Copy each line in which the string "Potential" occurs.

▸ DATA FOR PROCESSING
>>>

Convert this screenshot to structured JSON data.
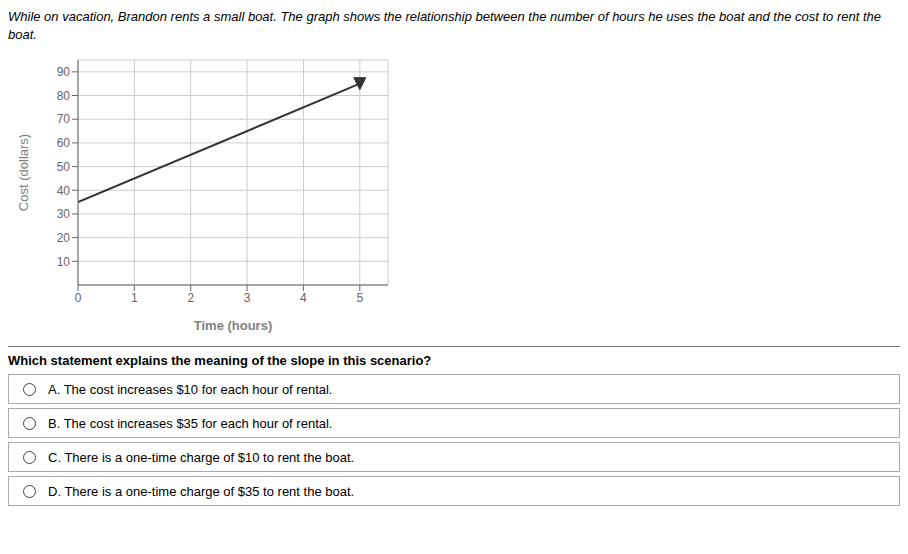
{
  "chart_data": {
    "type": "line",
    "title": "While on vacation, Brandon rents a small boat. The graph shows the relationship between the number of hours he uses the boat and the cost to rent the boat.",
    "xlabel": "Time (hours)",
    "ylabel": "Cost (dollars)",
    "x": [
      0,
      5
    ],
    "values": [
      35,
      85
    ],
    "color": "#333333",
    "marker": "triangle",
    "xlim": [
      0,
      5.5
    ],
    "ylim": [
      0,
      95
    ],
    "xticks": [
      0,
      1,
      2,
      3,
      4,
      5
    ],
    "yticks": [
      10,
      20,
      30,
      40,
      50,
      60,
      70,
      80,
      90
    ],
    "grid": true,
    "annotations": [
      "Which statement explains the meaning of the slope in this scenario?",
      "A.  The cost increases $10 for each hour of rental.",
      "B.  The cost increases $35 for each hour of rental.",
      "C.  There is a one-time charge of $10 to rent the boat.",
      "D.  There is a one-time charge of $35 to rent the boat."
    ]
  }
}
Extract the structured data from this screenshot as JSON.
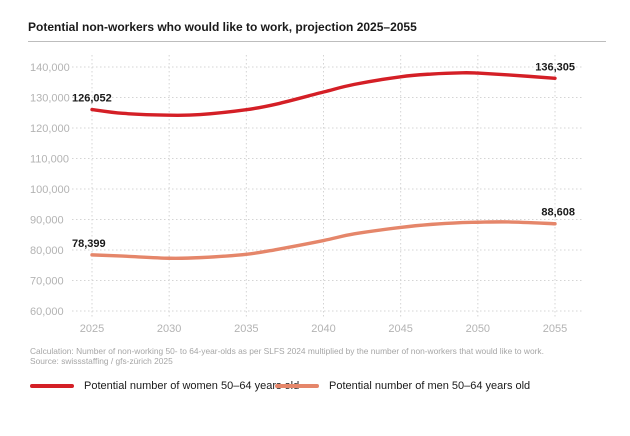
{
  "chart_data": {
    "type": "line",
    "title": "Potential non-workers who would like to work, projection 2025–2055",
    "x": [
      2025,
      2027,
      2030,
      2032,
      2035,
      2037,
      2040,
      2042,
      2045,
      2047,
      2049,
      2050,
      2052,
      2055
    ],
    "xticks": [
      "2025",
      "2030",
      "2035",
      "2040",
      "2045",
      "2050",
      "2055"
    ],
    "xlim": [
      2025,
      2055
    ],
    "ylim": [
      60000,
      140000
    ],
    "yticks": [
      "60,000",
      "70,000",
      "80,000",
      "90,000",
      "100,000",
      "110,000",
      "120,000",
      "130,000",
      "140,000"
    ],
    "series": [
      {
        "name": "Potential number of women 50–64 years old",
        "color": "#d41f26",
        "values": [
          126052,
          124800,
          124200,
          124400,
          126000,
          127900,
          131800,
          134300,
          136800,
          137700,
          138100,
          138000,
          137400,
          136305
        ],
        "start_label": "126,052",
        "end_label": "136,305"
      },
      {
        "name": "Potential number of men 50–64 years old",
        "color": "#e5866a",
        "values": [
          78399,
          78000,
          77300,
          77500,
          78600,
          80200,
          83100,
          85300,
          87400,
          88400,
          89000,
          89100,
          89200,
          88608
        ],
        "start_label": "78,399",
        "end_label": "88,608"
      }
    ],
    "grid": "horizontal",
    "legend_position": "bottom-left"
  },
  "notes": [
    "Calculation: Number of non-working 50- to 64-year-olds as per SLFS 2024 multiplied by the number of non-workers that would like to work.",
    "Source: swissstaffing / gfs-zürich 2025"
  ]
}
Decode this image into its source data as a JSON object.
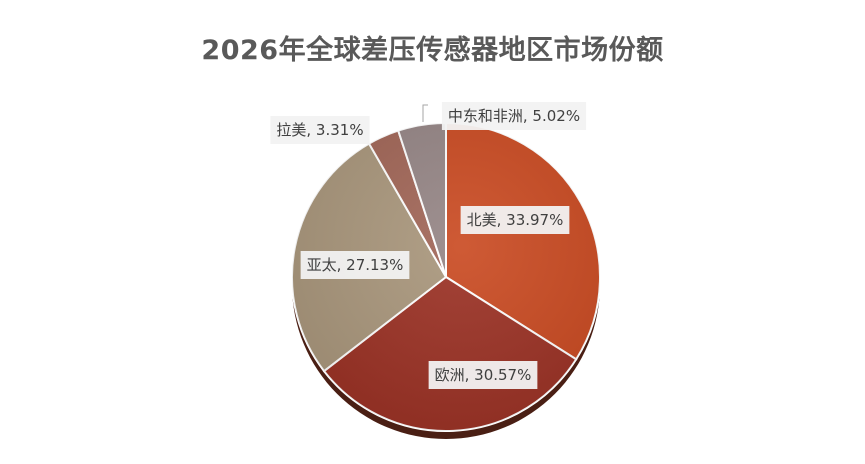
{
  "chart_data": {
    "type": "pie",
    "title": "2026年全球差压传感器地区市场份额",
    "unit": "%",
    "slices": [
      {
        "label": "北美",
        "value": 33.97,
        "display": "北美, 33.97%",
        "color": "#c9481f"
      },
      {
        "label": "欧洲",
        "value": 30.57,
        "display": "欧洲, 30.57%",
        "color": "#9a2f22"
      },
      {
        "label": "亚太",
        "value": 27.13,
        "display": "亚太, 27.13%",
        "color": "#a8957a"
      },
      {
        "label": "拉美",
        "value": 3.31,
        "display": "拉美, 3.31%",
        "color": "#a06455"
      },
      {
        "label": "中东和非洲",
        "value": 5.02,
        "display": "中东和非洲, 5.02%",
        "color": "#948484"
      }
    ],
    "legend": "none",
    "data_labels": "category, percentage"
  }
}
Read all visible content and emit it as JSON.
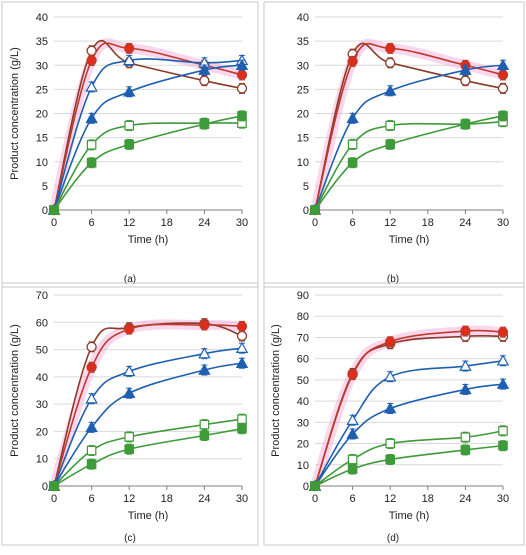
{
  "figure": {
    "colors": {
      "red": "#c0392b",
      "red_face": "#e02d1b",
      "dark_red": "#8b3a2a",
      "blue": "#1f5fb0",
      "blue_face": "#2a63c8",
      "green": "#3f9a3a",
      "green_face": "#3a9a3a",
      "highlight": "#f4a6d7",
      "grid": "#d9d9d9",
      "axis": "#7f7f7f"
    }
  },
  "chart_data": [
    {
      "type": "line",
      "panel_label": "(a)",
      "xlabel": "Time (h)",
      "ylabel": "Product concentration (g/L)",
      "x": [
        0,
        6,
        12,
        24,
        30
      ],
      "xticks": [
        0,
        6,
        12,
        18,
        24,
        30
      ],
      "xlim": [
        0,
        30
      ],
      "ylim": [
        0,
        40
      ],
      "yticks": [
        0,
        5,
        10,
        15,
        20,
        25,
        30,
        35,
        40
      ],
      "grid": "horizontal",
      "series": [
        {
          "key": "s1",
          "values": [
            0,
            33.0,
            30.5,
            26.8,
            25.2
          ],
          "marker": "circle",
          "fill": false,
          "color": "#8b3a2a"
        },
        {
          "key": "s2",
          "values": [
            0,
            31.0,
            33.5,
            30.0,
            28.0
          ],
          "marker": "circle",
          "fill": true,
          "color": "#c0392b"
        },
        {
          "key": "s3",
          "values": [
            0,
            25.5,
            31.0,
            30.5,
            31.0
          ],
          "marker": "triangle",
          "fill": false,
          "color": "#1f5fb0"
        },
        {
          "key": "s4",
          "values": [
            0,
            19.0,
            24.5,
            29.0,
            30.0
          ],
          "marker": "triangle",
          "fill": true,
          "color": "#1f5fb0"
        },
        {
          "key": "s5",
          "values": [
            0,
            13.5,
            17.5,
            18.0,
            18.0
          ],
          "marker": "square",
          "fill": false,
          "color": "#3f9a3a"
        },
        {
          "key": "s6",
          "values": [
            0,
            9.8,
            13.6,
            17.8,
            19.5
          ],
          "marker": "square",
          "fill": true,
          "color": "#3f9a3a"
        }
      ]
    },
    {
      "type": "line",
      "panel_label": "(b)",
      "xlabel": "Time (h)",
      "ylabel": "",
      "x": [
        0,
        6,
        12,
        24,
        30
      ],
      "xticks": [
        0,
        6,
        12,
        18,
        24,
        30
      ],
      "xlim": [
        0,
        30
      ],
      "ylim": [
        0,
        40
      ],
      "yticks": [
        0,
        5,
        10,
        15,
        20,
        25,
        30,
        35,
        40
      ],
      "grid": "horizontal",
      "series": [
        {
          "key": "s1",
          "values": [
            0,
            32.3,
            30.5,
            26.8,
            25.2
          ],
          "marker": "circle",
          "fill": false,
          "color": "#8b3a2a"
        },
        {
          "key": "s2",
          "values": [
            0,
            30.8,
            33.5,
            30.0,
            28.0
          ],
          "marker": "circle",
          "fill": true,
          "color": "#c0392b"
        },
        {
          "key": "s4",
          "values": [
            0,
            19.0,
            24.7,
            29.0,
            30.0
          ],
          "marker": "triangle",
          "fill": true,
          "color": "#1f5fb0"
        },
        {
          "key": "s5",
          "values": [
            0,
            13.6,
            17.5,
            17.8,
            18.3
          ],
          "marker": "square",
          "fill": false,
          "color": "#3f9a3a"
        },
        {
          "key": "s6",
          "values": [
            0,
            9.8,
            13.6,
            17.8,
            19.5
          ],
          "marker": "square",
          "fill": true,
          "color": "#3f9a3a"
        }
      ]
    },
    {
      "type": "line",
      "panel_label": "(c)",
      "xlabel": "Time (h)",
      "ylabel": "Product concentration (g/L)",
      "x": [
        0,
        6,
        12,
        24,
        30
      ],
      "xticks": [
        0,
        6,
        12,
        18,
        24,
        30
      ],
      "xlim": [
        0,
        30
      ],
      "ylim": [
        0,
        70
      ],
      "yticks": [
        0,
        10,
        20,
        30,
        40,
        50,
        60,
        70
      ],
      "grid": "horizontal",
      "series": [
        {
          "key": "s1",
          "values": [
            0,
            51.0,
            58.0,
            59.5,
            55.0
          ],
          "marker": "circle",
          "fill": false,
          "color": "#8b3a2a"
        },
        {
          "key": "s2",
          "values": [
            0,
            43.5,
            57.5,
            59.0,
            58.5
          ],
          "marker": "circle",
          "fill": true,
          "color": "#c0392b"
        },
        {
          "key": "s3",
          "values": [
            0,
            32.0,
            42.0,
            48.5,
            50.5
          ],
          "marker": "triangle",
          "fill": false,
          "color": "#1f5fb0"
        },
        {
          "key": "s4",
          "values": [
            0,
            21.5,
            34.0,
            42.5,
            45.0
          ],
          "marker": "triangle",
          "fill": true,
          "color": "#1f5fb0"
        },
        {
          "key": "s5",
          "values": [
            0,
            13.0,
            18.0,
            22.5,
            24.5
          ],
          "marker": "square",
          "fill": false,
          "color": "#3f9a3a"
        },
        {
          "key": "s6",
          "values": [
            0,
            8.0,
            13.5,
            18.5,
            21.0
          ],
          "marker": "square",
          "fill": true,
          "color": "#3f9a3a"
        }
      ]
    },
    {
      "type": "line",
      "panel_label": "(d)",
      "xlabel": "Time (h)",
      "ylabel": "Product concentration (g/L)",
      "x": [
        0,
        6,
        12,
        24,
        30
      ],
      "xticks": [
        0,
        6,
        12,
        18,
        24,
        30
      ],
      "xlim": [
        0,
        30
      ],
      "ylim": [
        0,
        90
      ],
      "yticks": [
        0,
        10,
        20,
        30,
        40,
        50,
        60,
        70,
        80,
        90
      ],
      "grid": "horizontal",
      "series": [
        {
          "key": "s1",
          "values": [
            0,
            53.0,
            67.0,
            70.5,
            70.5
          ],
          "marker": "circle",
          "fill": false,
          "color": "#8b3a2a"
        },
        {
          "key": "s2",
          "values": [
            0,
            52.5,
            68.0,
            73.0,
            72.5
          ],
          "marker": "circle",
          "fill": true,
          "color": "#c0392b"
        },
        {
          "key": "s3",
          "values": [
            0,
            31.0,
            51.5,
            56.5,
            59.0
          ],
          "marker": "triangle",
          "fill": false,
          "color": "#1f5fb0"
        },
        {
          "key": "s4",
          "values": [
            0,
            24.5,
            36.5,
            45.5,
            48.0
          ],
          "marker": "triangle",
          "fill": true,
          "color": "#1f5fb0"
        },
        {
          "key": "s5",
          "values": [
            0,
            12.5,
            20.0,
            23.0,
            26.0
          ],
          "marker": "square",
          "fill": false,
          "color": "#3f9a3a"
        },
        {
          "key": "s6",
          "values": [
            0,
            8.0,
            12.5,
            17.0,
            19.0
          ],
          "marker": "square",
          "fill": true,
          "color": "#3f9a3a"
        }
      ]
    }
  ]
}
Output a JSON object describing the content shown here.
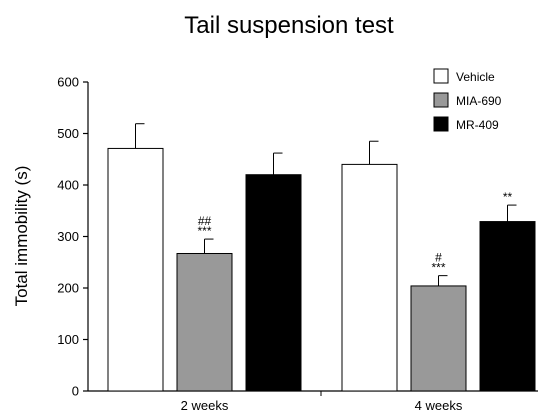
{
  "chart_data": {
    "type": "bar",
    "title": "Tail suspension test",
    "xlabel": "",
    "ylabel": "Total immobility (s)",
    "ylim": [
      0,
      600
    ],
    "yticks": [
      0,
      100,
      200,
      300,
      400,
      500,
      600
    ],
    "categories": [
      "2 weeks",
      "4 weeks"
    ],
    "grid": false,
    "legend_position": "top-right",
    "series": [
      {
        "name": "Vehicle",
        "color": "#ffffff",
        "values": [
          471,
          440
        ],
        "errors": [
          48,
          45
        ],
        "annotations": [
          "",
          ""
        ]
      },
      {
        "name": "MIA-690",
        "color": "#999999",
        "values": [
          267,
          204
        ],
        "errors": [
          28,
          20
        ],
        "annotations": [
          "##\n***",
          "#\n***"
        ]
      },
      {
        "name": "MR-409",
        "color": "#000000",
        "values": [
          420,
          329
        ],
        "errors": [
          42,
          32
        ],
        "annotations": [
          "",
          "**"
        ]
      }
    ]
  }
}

<<<

▸ EXPECTED ANSWER
    "title": "Potential non-workers who would like to work, projection 2025–2055",
        "name": "Potential number of women 50–64 years old",
        "name": "Potential number of men 50–64 years old",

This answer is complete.